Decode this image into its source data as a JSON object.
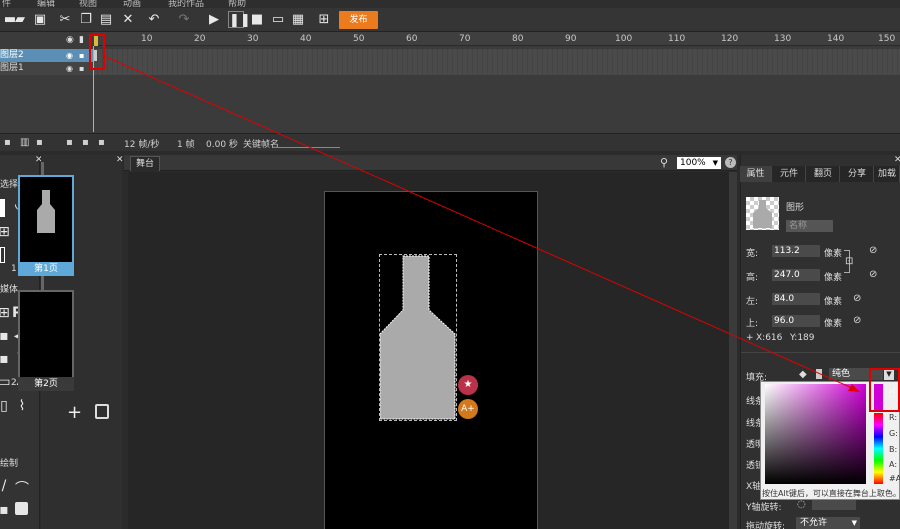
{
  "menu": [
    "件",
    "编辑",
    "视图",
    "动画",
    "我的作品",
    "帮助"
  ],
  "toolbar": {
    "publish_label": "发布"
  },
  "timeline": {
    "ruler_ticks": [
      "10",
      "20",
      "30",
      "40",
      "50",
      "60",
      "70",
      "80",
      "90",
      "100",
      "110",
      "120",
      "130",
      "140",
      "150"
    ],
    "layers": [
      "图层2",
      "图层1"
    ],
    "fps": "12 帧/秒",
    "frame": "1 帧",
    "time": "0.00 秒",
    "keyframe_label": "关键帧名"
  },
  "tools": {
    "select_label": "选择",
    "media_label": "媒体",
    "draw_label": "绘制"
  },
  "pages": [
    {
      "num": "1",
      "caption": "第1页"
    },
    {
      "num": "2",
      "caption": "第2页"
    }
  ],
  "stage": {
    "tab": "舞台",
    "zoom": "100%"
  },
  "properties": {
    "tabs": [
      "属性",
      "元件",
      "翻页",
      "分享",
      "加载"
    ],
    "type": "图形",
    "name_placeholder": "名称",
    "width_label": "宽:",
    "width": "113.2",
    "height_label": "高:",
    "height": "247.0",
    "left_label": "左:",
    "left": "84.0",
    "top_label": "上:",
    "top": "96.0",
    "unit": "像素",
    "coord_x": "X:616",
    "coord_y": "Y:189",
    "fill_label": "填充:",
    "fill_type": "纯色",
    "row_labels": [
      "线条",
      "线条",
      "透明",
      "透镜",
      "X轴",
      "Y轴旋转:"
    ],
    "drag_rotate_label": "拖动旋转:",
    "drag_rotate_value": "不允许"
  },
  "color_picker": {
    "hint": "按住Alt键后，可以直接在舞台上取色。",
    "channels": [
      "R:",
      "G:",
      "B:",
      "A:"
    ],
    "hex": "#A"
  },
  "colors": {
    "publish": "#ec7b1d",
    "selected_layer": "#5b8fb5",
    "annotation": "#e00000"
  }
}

**Do this:** Print the complete listing exactly as it stands, without its pictures.

**Complete answer:**
Decode this image into its source data as a JSON object.
{
  "menu": [
    "件",
    "编辑",
    "视图",
    "动画",
    "我的作品",
    "帮助"
  ],
  "toolbar": {
    "publish_label": "发布"
  },
  "timeline": {
    "ruler_ticks": [
      "10",
      "20",
      "30",
      "40",
      "50",
      "60",
      "70",
      "80",
      "90",
      "100",
      "110",
      "120",
      "130",
      "140",
      "150"
    ],
    "layers": [
      "图层2",
      "图层1"
    ],
    "fps": "12 帧/秒",
    "frame": "1 帧",
    "time": "0.00 秒",
    "keyframe_label": "关键帧名"
  },
  "tools": {
    "select_label": "选择",
    "media_label": "媒体",
    "draw_label": "绘制"
  },
  "pages": [
    {
      "num": "1",
      "caption": "第1页"
    },
    {
      "num": "2",
      "caption": "第2页"
    }
  ],
  "stage": {
    "tab": "舞台",
    "zoom": "100%"
  },
  "properties": {
    "tabs": [
      "属性",
      "元件",
      "翻页",
      "分享",
      "加载"
    ],
    "type": "图形",
    "name_placeholder": "名称",
    "width_label": "宽:",
    "width": "113.2",
    "height_label": "高:",
    "height": "247.0",
    "left_label": "左:",
    "left": "84.0",
    "top_label": "上:",
    "top": "96.0",
    "unit": "像素",
    "coord_x": "X:616",
    "coord_y": "Y:189",
    "fill_label": "填充:",
    "fill_type": "纯色",
    "row_labels": [
      "线条",
      "线条",
      "透明",
      "透镜",
      "X轴",
      "Y轴旋转:"
    ],
    "drag_rotate_label": "拖动旋转:",
    "drag_rotate_value": "不允许"
  },
  "color_picker": {
    "hint": "按住Alt键后，可以直接在舞台上取色。",
    "channels": [
      "R:",
      "G:",
      "B:",
      "A:"
    ],
    "hex": "#A"
  },
  "colors": {
    "publish": "#ec7b1d",
    "selected_layer": "#5b8fb5",
    "annotation": "#e00000"
  }
}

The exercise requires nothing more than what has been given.